> [EXERCISE REQUIREMENTS]
Exactly repeat all the records below, omitting the images they hold.

START MATERIAL FOR THE TASK

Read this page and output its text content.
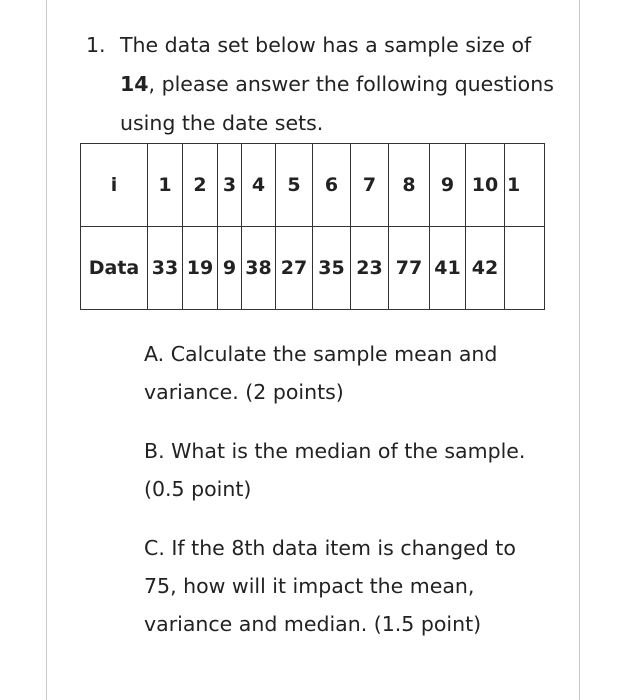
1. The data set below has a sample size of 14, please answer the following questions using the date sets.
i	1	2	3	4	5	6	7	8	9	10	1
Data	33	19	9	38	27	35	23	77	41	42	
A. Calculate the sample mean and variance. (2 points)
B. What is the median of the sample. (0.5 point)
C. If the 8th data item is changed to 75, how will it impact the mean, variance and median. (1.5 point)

END MATERIAL FOR THE TASK

> [THE SOLUTION]
Read this page and output its text content.
1. The data set below has a sample size of 14, please answer the following questions using the date sets.
i	1	2	3	4	5	6	7	8	9	10	1
Data	33	19	9	38	27	35	23	77	41	42	
A. Calculate the sample mean and variance. (2 points)
B. What is the median of the sample. (0.5 point)
C. If the 8th data item is changed to 75, how will it impact the mean, variance and median. (1.5 point)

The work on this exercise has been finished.